§ **Tasks for this exercise**
1. Answer these questions from the post about Accra below:
(a) How many hours has the electricity in the writer's neighborhood been out?
(b) How often does water flow for many people who have pipes going into their homes?
(c) Who is building new highways and roads in Ghana?
2. Quote every line of the extracted data entries below word for word, leaving out the picture.

§ **Text to read**
March 11, 2013

Accra ~ not the jewel of West Africa

i think most people who have never lived in Ghana have the wrong view of what it is like.  yes, it is basically a peaceful land without obvious tensions amongst different peoples.  yes, the Chinese are here building new highways and roads; there is a variety of restaurants and shops scattered all throughout the city, and a second 'mall' has opened.  and yes, it has successfully held democratic elections since its independence.  but it is definitely not a place i would call a jewel, nor a world-class destination..

we live in Accra.  we have recently seen it described online as 'the Jewel of West Africa 'and becoming a 'world class destination' -- a great place to spend one's money for a holiday vacation.  to anyone i know, whether living in poverty, of the working class, or an ex-pat from another country who lives in a big house, Ghana is 'collapsing', 'falling apart' and compared to 'what it was like living here in the 1940's..'  perhaps the difference is actually living here, rather than being a visitor for a short time who is surrounded by the luxuries of the hotel and tour bus..

i cannot speak for what it's like in any area outside of Accra, nor can i speak for the traveler who stays at a posh hotel with the pool and spa, or the wealthy people and high government officials who navigate through life here at a level far beyond reality to the rest of us.  what the rest of us are experiencing living here is a common experience:  the country is not functioning well at all.

despite all the hype about discovering oil and selling it to foreign nations, the nation has progressively gotten worse over the past several years.  fuel (for generators), electricity and water are all very scarce.  traffic is terrible -- there is no public transportation system provided for those without cars.  jobs are very difficult to find.  unemployment is high.  almost everyone in the middle-class struggles to send their children to a simple private school because of the exorbitant rates, while public schools are renowned for being ill-equipped to effectively provide an education to the masses who have no alternative.  the masses of youth who cannot afford to attend secondary schools (which are not free) end up without any chance of receiving a GED and are left behind this ever-evolving world of exclusivity for the privileged.

many people who have pipes going into their homes have water flowing only once a week.  all classes of people pay to have a water company to come and fill up a huge tank or two to supply water to the home and/or neighborhood.  most of the time the company brings bore water instead of the filtered water that is processed throughout the city pipes.  they will charge you the same amount of money but you will see a discoloration and have a slight odor and salty taste to the water. 

it's been 35 hours since the electricity in our neighborhood went out.  we are the only house that has a generator.  in the past 2 months, the usual amount of time for 'lights out' averages 10-12 hours.  it has been rotating between nights and days.  this is a common phenomenon but it is getting more frequent and unreliable (despite how we prepay for electricity).  as thankful and grateful as i am that we actually have a generator and enough fuel to keep it going, i cannot separate myself from others and accept this extreme condition for the masses.  even if they don't have electricity in their home, they will be able to see at night from street lights and walk to the corner shop to watch a tv program together; they will be able to charge their phone at someone else's house and drink cold water from the shop..

[Extracted data entries]
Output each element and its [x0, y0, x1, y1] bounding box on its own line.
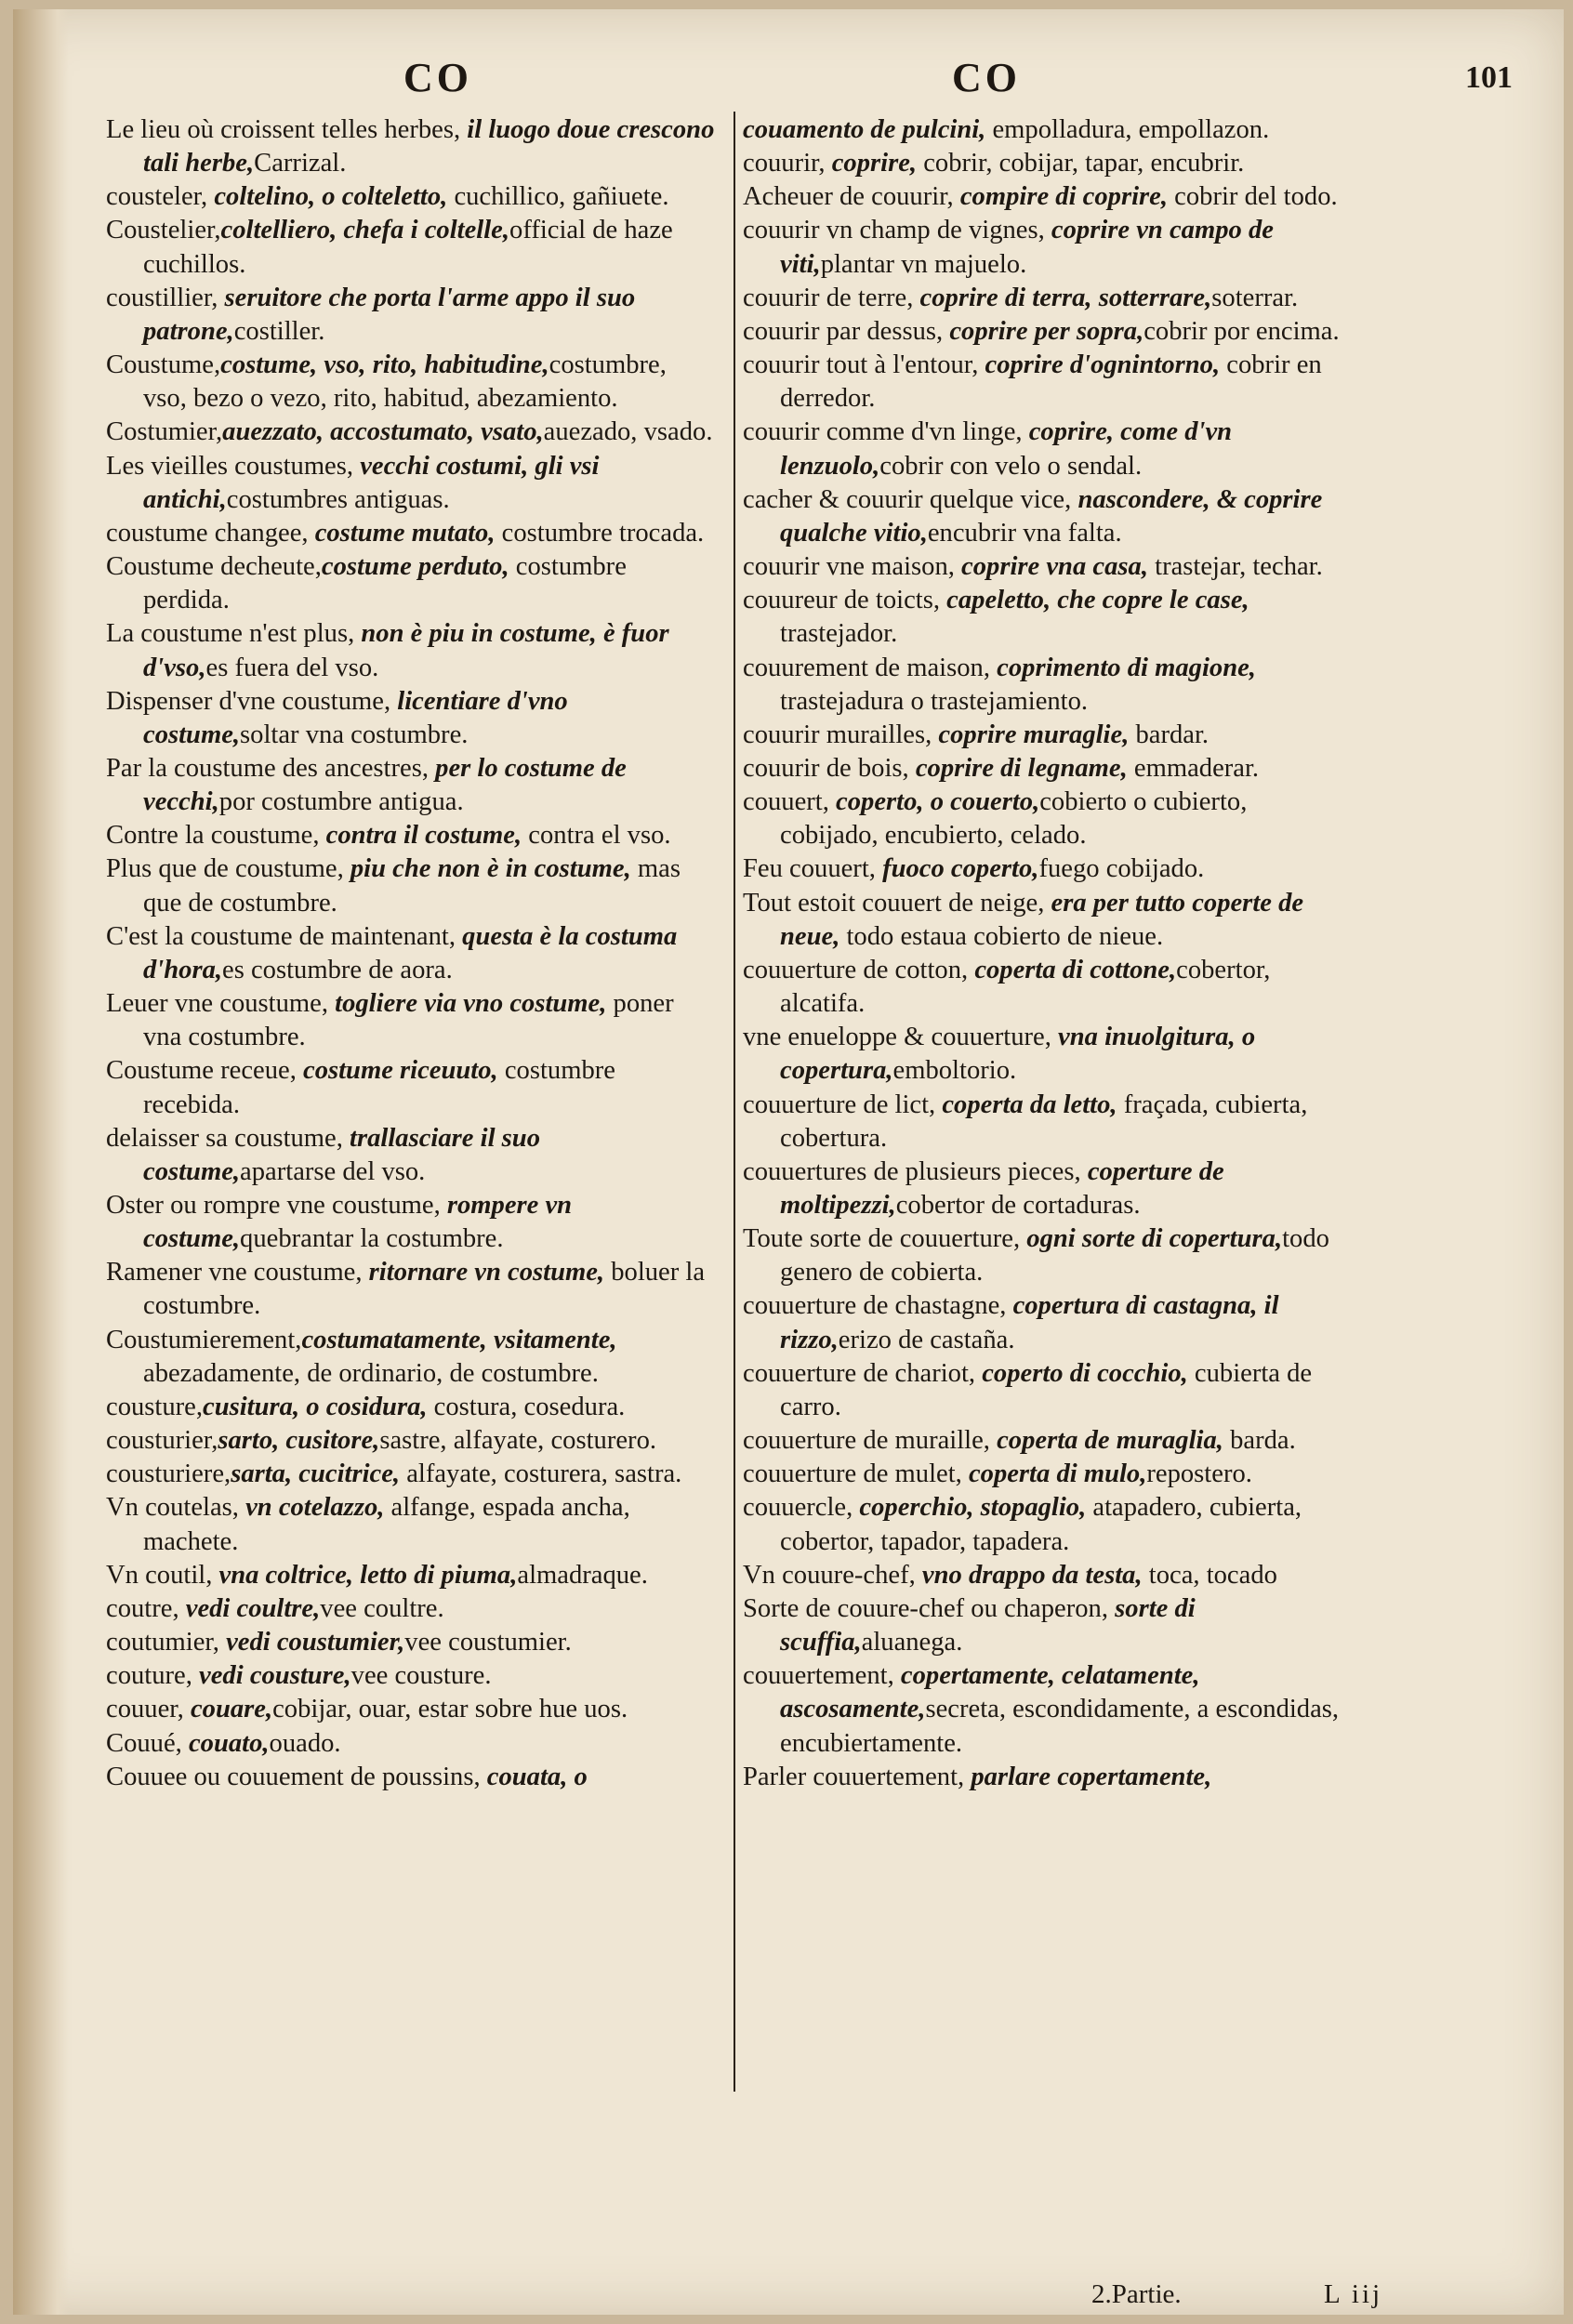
dictionary-entry [106, 752, 715, 819]
italian-gloss: ogni sorte di copertura, [1026, 1224, 1283, 1254]
italian-gloss: coprire d'ognintorno, [985, 350, 1221, 380]
spanish-gloss: boluer la costumbre. [143, 1258, 706, 1321]
french-headword: Costumier, [106, 417, 223, 447]
italian-gloss: ritornare vn costume, [368, 1258, 605, 1287]
dictionary-entry [743, 1659, 1352, 1760]
italian-gloss: trallasciare il suo costume, [143, 1123, 540, 1186]
french-headword: Coustumierement, [106, 1325, 302, 1354]
dictionary-entry [106, 1122, 715, 1189]
italian-gloss: coprimento di magione, [997, 653, 1256, 682]
dictionary-entry [106, 550, 715, 617]
french-headword: Vn coutelas, [106, 1493, 246, 1523]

§ **Results of the tasks**
1.
(a) 35 hours
(b) Only once a week
(c) The Chinese

2.
Output each element and its [x0, y0, x1, y1] bounding box on its own line.
dictionary-entry [106, 752, 715, 819]
italian-gloss: ogni sorte di copertura, [1026, 1224, 1283, 1254]
italian-gloss: coprire d'ognintorno, [985, 350, 1221, 380]
spanish-gloss: boluer la costumbre. [143, 1258, 706, 1321]
french-headword: Costumier, [106, 417, 223, 447]
italian-gloss: ritornare vn costume, [368, 1258, 605, 1287]
dictionary-entry [743, 1659, 1352, 1760]
italian-gloss: trallasciare il suo costume, [143, 1123, 540, 1186]
french-headword: Coustumierement, [106, 1325, 302, 1354]
dictionary-entry [106, 1122, 715, 1189]
italian-gloss: coprimento di magione, [997, 653, 1256, 682]
dictionary-entry [106, 550, 715, 617]
french-headword: Vn coutelas, [106, 1493, 246, 1523]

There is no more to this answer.